EXERCISE DIRECTIONS = Copy each line exactly.

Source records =
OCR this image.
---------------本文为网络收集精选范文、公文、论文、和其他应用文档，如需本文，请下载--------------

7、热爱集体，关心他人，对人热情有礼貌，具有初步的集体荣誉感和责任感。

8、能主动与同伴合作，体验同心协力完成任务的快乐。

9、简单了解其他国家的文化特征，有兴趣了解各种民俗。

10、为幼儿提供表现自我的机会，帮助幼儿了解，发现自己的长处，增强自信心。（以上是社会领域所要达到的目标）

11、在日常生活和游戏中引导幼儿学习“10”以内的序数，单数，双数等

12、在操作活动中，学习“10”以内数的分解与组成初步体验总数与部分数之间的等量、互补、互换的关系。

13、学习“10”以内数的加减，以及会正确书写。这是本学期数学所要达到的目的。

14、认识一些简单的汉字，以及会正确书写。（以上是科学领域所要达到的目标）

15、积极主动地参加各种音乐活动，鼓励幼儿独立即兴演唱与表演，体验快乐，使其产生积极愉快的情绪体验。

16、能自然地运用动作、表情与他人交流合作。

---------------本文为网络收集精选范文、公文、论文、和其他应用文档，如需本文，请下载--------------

SOLVED EXERCISE =
OCR this image.
---------------本文为网络收集精选范文、公文、论文、和其他应用文档，如需本文，请下载--------------

7、热爱集体，关心他人，对人热情有礼貌，具有初步的集体荣誉感和责任感。

8、能主动与同伴合作，体验同心协力完成任务的快乐。

9、简单了解其他国家的文化特征，有兴趣了解各种民俗。

10、为幼儿提供表现自我的机会，帮助幼儿了解，发现自己的长处，增强自信心。（以上是社会领域所要达到的目标）

11、在日常生活和游戏中引导幼儿学习“10”以内的序数，单数，双数等

12、在操作活动中，学习“10”以内数的分解与组成初步体验总数与部分数之间的等量、互补、互换的关系。

13、学习“10”以内数的加减，以及会正确书写。这是本学期数学所要达到的目的。

14、认识一些简单的汉字，以及会正确书写。（以上是科学领域所要达到的目标）

15、积极主动地参加各种音乐活动，鼓励幼儿独立即兴演唱与表演，体验快乐，使其产生积极愉快的情绪体验。

16、能自然地运用动作、表情与他人交流合作。

---------------本文为网络收集精选范文、公文、论文、和其他应用文档，如需本文，请下载--------------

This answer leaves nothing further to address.